EXERCISE DESCRIPTION
Below are entries to be transcribed exactly; exclude the pictures from the copy.

◇ ◇ ◇ ◇ ◇ ◇ ◇

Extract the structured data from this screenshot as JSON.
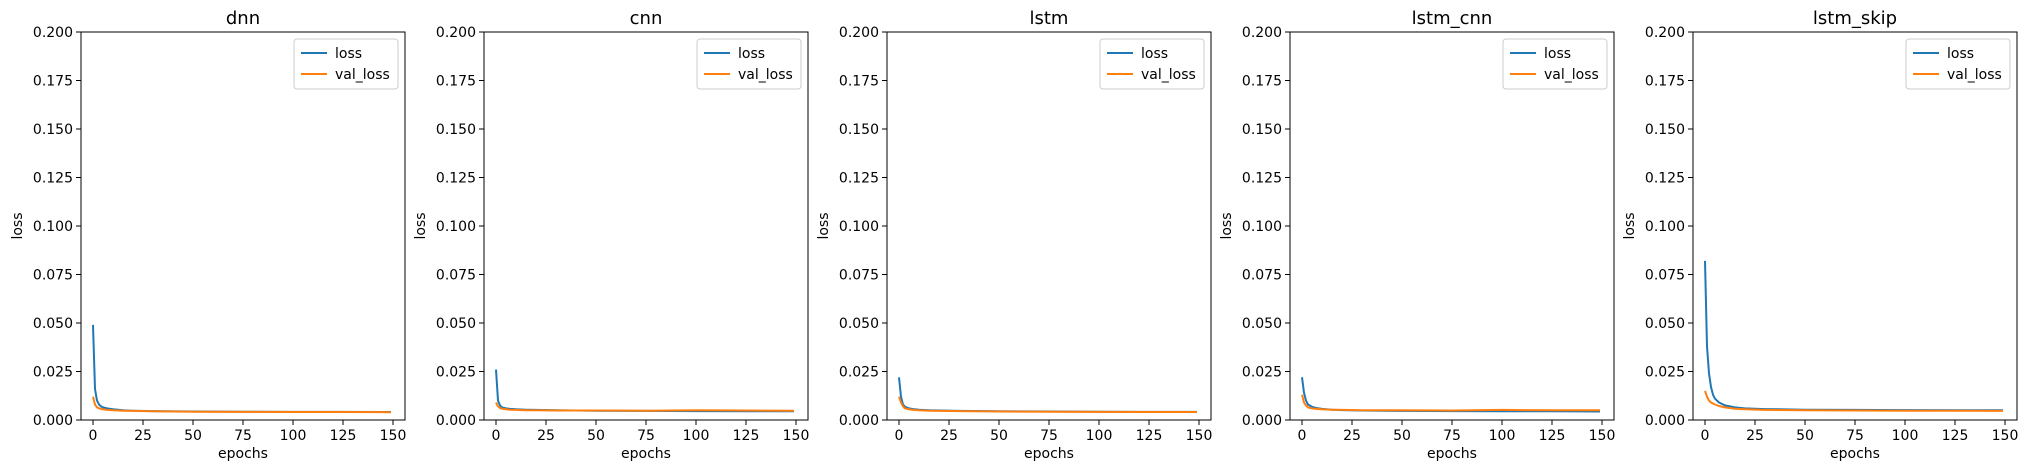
{
  "chart_data": [
    {
      "type": "line",
      "title": "dnn",
      "xlabel": "epochs",
      "ylabel": "loss",
      "xlim": [
        -6,
        156
      ],
      "ylim": [
        0,
        0.2
      ],
      "xticks": [
        "0",
        "25",
        "50",
        "75",
        "100",
        "125",
        "150"
      ],
      "yticks": [
        "0.000",
        "0.025",
        "0.050",
        "0.075",
        "0.100",
        "0.125",
        "0.150",
        "0.175",
        "0.200"
      ],
      "legend_position": "top-right",
      "grid": false,
      "series": [
        {
          "name": "loss",
          "color": "#1f77b4",
          "x": [
            0,
            1,
            2,
            3,
            4,
            5,
            7,
            10,
            15,
            20,
            30,
            50,
            75,
            100,
            125,
            149
          ],
          "y": [
            0.049,
            0.016,
            0.01,
            0.008,
            0.007,
            0.0065,
            0.006,
            0.0055,
            0.005,
            0.0048,
            0.0046,
            0.0044,
            0.0043,
            0.0042,
            0.0042,
            0.0041
          ]
        },
        {
          "name": "val_loss",
          "color": "#ff7f0e",
          "x": [
            0,
            1,
            2,
            3,
            5,
            7,
            10,
            15,
            20,
            30,
            50,
            75,
            100,
            125,
            149
          ],
          "y": [
            0.012,
            0.008,
            0.0065,
            0.006,
            0.0055,
            0.0052,
            0.005,
            0.0048,
            0.0047,
            0.0045,
            0.0043,
            0.0042,
            0.0041,
            0.0041,
            0.004
          ]
        }
      ]
    },
    {
      "type": "line",
      "title": "cnn",
      "xlabel": "epochs",
      "ylabel": "loss",
      "xlim": [
        -6,
        156
      ],
      "ylim": [
        0,
        0.2
      ],
      "xticks": [
        "0",
        "25",
        "50",
        "75",
        "100",
        "125",
        "150"
      ],
      "yticks": [
        "0.000",
        "0.025",
        "0.050",
        "0.075",
        "0.100",
        "0.125",
        "0.150",
        "0.175",
        "0.200"
      ],
      "legend_position": "top-right",
      "grid": false,
      "series": [
        {
          "name": "loss",
          "color": "#1f77b4",
          "x": [
            0,
            1,
            2,
            3,
            5,
            7,
            10,
            15,
            20,
            30,
            50,
            75,
            100,
            125,
            149
          ],
          "y": [
            0.026,
            0.01,
            0.0075,
            0.0065,
            0.006,
            0.0057,
            0.0055,
            0.0053,
            0.0052,
            0.005,
            0.0048,
            0.0047,
            0.0046,
            0.0045,
            0.0045
          ]
        },
        {
          "name": "val_loss",
          "color": "#ff7f0e",
          "x": [
            0,
            1,
            2,
            3,
            5,
            7,
            10,
            15,
            20,
            30,
            50,
            75,
            100,
            125,
            149
          ],
          "y": [
            0.009,
            0.007,
            0.0062,
            0.0058,
            0.0055,
            0.0053,
            0.0052,
            0.005,
            0.005,
            0.0049,
            0.0049,
            0.0048,
            0.005,
            0.0049,
            0.0048
          ]
        }
      ]
    },
    {
      "type": "line",
      "title": "lstm",
      "xlabel": "epochs",
      "ylabel": "loss",
      "xlim": [
        -6,
        156
      ],
      "ylim": [
        0,
        0.2
      ],
      "xticks": [
        "0",
        "25",
        "50",
        "75",
        "100",
        "125",
        "150"
      ],
      "yticks": [
        "0.000",
        "0.025",
        "0.050",
        "0.075",
        "0.100",
        "0.125",
        "0.150",
        "0.175",
        "0.200"
      ],
      "legend_position": "top-right",
      "grid": false,
      "series": [
        {
          "name": "loss",
          "color": "#1f77b4",
          "x": [
            0,
            1,
            2,
            3,
            5,
            7,
            10,
            15,
            20,
            30,
            50,
            75,
            100,
            125,
            149
          ],
          "y": [
            0.022,
            0.012,
            0.008,
            0.0068,
            0.006,
            0.0056,
            0.0053,
            0.005,
            0.0049,
            0.0047,
            0.0045,
            0.0044,
            0.0043,
            0.0042,
            0.0042
          ]
        },
        {
          "name": "val_loss",
          "color": "#ff7f0e",
          "x": [
            0,
            1,
            2,
            3,
            5,
            7,
            10,
            15,
            20,
            30,
            50,
            75,
            100,
            125,
            149
          ],
          "y": [
            0.012,
            0.009,
            0.007,
            0.006,
            0.0055,
            0.0052,
            0.005,
            0.0048,
            0.0047,
            0.0046,
            0.0044,
            0.0043,
            0.0042,
            0.0041,
            0.0041
          ]
        }
      ]
    },
    {
      "type": "line",
      "title": "lstm_cnn",
      "xlabel": "epochs",
      "ylabel": "loss",
      "xlim": [
        -6,
        156
      ],
      "ylim": [
        0,
        0.2
      ],
      "xticks": [
        "0",
        "25",
        "50",
        "75",
        "100",
        "125",
        "150"
      ],
      "yticks": [
        "0.000",
        "0.025",
        "0.050",
        "0.075",
        "0.100",
        "0.125",
        "0.150",
        "0.175",
        "0.200"
      ],
      "legend_position": "top-right",
      "grid": false,
      "series": [
        {
          "name": "loss",
          "color": "#1f77b4",
          "x": [
            0,
            1,
            2,
            3,
            5,
            7,
            10,
            15,
            20,
            30,
            50,
            75,
            100,
            125,
            149
          ],
          "y": [
            0.022,
            0.014,
            0.01,
            0.008,
            0.0068,
            0.0062,
            0.0057,
            0.0053,
            0.0051,
            0.0049,
            0.0047,
            0.0046,
            0.0045,
            0.0045,
            0.0044
          ]
        },
        {
          "name": "val_loss",
          "color": "#ff7f0e",
          "x": [
            0,
            1,
            2,
            3,
            5,
            7,
            10,
            15,
            20,
            30,
            50,
            75,
            100,
            125,
            149
          ],
          "y": [
            0.013,
            0.009,
            0.0075,
            0.0065,
            0.006,
            0.0057,
            0.0055,
            0.0053,
            0.0052,
            0.005,
            0.005,
            0.0049,
            0.0052,
            0.005,
            0.005
          ]
        }
      ]
    },
    {
      "type": "line",
      "title": "lstm_skip",
      "xlabel": "epochs",
      "ylabel": "loss",
      "xlim": [
        -6,
        156
      ],
      "ylim": [
        0,
        0.2
      ],
      "xticks": [
        "0",
        "25",
        "50",
        "75",
        "100",
        "125",
        "150"
      ],
      "yticks": [
        "0.000",
        "0.025",
        "0.050",
        "0.075",
        "0.100",
        "0.125",
        "0.150",
        "0.175",
        "0.200"
      ],
      "legend_position": "top-right",
      "grid": false,
      "series": [
        {
          "name": "loss",
          "color": "#1f77b4",
          "x": [
            0,
            1,
            2,
            3,
            4,
            5,
            7,
            10,
            15,
            20,
            30,
            50,
            75,
            100,
            125,
            149
          ],
          "y": [
            0.082,
            0.038,
            0.024,
            0.017,
            0.013,
            0.011,
            0.009,
            0.0075,
            0.0065,
            0.006,
            0.0056,
            0.0053,
            0.0052,
            0.0051,
            0.005,
            0.005
          ]
        },
        {
          "name": "val_loss",
          "color": "#ff7f0e",
          "x": [
            0,
            1,
            2,
            3,
            5,
            7,
            10,
            15,
            20,
            30,
            50,
            75,
            100,
            125,
            149
          ],
          "y": [
            0.015,
            0.012,
            0.01,
            0.009,
            0.008,
            0.0072,
            0.0065,
            0.0058,
            0.0055,
            0.0052,
            0.005,
            0.0049,
            0.0048,
            0.0048,
            0.0047
          ]
        }
      ]
    }
  ]
}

◇ ◇ ◇ ◇ ◇ ◇ ◇

RESPONSE TO THIS EXERCISE
Extract the structured data from this screenshot as JSON.
{
  "chart_data": [
    {
      "type": "line",
      "title": "dnn",
      "xlabel": "epochs",
      "ylabel": "loss",
      "xlim": [
        -6,
        156
      ],
      "ylim": [
        0,
        0.2
      ],
      "xticks": [
        "0",
        "25",
        "50",
        "75",
        "100",
        "125",
        "150"
      ],
      "yticks": [
        "0.000",
        "0.025",
        "0.050",
        "0.075",
        "0.100",
        "0.125",
        "0.150",
        "0.175",
        "0.200"
      ],
      "legend_position": "top-right",
      "grid": false,
      "series": [
        {
          "name": "loss",
          "color": "#1f77b4",
          "x": [
            0,
            1,
            2,
            3,
            4,
            5,
            7,
            10,
            15,
            20,
            30,
            50,
            75,
            100,
            125,
            149
          ],
          "y": [
            0.049,
            0.016,
            0.01,
            0.008,
            0.007,
            0.0065,
            0.006,
            0.0055,
            0.005,
            0.0048,
            0.0046,
            0.0044,
            0.0043,
            0.0042,
            0.0042,
            0.0041
          ]
        },
        {
          "name": "val_loss",
          "color": "#ff7f0e",
          "x": [
            0,
            1,
            2,
            3,
            5,
            7,
            10,
            15,
            20,
            30,
            50,
            75,
            100,
            125,
            149
          ],
          "y": [
            0.012,
            0.008,
            0.0065,
            0.006,
            0.0055,
            0.0052,
            0.005,
            0.0048,
            0.0047,
            0.0045,
            0.0043,
            0.0042,
            0.0041,
            0.0041,
            0.004
          ]
        }
      ]
    },
    {
      "type": "line",
      "title": "cnn",
      "xlabel": "epochs",
      "ylabel": "loss",
      "xlim": [
        -6,
        156
      ],
      "ylim": [
        0,
        0.2
      ],
      "xticks": [
        "0",
        "25",
        "50",
        "75",
        "100",
        "125",
        "150"
      ],
      "yticks": [
        "0.000",
        "0.025",
        "0.050",
        "0.075",
        "0.100",
        "0.125",
        "0.150",
        "0.175",
        "0.200"
      ],
      "legend_position": "top-right",
      "grid": false,
      "series": [
        {
          "name": "loss",
          "color": "#1f77b4",
          "x": [
            0,
            1,
            2,
            3,
            5,
            7,
            10,
            15,
            20,
            30,
            50,
            75,
            100,
            125,
            149
          ],
          "y": [
            0.026,
            0.01,
            0.0075,
            0.0065,
            0.006,
            0.0057,
            0.0055,
            0.0053,
            0.0052,
            0.005,
            0.0048,
            0.0047,
            0.0046,
            0.0045,
            0.0045
          ]
        },
        {
          "name": "val_loss",
          "color": "#ff7f0e",
          "x": [
            0,
            1,
            2,
            3,
            5,
            7,
            10,
            15,
            20,
            30,
            50,
            75,
            100,
            125,
            149
          ],
          "y": [
            0.009,
            0.007,
            0.0062,
            0.0058,
            0.0055,
            0.0053,
            0.0052,
            0.005,
            0.005,
            0.0049,
            0.0049,
            0.0048,
            0.005,
            0.0049,
            0.0048
          ]
        }
      ]
    },
    {
      "type": "line",
      "title": "lstm",
      "xlabel": "epochs",
      "ylabel": "loss",
      "xlim": [
        -6,
        156
      ],
      "ylim": [
        0,
        0.2
      ],
      "xticks": [
        "0",
        "25",
        "50",
        "75",
        "100",
        "125",
        "150"
      ],
      "yticks": [
        "0.000",
        "0.025",
        "0.050",
        "0.075",
        "0.100",
        "0.125",
        "0.150",
        "0.175",
        "0.200"
      ],
      "legend_position": "top-right",
      "grid": false,
      "series": [
        {
          "name": "loss",
          "color": "#1f77b4",
          "x": [
            0,
            1,
            2,
            3,
            5,
            7,
            10,
            15,
            20,
            30,
            50,
            75,
            100,
            125,
            149
          ],
          "y": [
            0.022,
            0.012,
            0.008,
            0.0068,
            0.006,
            0.0056,
            0.0053,
            0.005,
            0.0049,
            0.0047,
            0.0045,
            0.0044,
            0.0043,
            0.0042,
            0.0042
          ]
        },
        {
          "name": "val_loss",
          "color": "#ff7f0e",
          "x": [
            0,
            1,
            2,
            3,
            5,
            7,
            10,
            15,
            20,
            30,
            50,
            75,
            100,
            125,
            149
          ],
          "y": [
            0.012,
            0.009,
            0.007,
            0.006,
            0.0055,
            0.0052,
            0.005,
            0.0048,
            0.0047,
            0.0046,
            0.0044,
            0.0043,
            0.0042,
            0.0041,
            0.0041
          ]
        }
      ]
    },
    {
      "type": "line",
      "title": "lstm_cnn",
      "xlabel": "epochs",
      "ylabel": "loss",
      "xlim": [
        -6,
        156
      ],
      "ylim": [
        0,
        0.2
      ],
      "xticks": [
        "0",
        "25",
        "50",
        "75",
        "100",
        "125",
        "150"
      ],
      "yticks": [
        "0.000",
        "0.025",
        "0.050",
        "0.075",
        "0.100",
        "0.125",
        "0.150",
        "0.175",
        "0.200"
      ],
      "legend_position": "top-right",
      "grid": false,
      "series": [
        {
          "name": "loss",
          "color": "#1f77b4",
          "x": [
            0,
            1,
            2,
            3,
            5,
            7,
            10,
            15,
            20,
            30,
            50,
            75,
            100,
            125,
            149
          ],
          "y": [
            0.022,
            0.014,
            0.01,
            0.008,
            0.0068,
            0.0062,
            0.0057,
            0.0053,
            0.0051,
            0.0049,
            0.0047,
            0.0046,
            0.0045,
            0.0045,
            0.0044
          ]
        },
        {
          "name": "val_loss",
          "color": "#ff7f0e",
          "x": [
            0,
            1,
            2,
            3,
            5,
            7,
            10,
            15,
            20,
            30,
            50,
            75,
            100,
            125,
            149
          ],
          "y": [
            0.013,
            0.009,
            0.0075,
            0.0065,
            0.006,
            0.0057,
            0.0055,
            0.0053,
            0.0052,
            0.005,
            0.005,
            0.0049,
            0.0052,
            0.005,
            0.005
          ]
        }
      ]
    },
    {
      "type": "line",
      "title": "lstm_skip",
      "xlabel": "epochs",
      "ylabel": "loss",
      "xlim": [
        -6,
        156
      ],
      "ylim": [
        0,
        0.2
      ],
      "xticks": [
        "0",
        "25",
        "50",
        "75",
        "100",
        "125",
        "150"
      ],
      "yticks": [
        "0.000",
        "0.025",
        "0.050",
        "0.075",
        "0.100",
        "0.125",
        "0.150",
        "0.175",
        "0.200"
      ],
      "legend_position": "top-right",
      "grid": false,
      "series": [
        {
          "name": "loss",
          "color": "#1f77b4",
          "x": [
            0,
            1,
            2,
            3,
            4,
            5,
            7,
            10,
            15,
            20,
            30,
            50,
            75,
            100,
            125,
            149
          ],
          "y": [
            0.082,
            0.038,
            0.024,
            0.017,
            0.013,
            0.011,
            0.009,
            0.0075,
            0.0065,
            0.006,
            0.0056,
            0.0053,
            0.0052,
            0.0051,
            0.005,
            0.005
          ]
        },
        {
          "name": "val_loss",
          "color": "#ff7f0e",
          "x": [
            0,
            1,
            2,
            3,
            5,
            7,
            10,
            15,
            20,
            30,
            50,
            75,
            100,
            125,
            149
          ],
          "y": [
            0.015,
            0.012,
            0.01,
            0.009,
            0.008,
            0.0072,
            0.0065,
            0.0058,
            0.0055,
            0.0052,
            0.005,
            0.0049,
            0.0048,
            0.0048,
            0.0047
          ]
        }
      ]
    }
  ]
}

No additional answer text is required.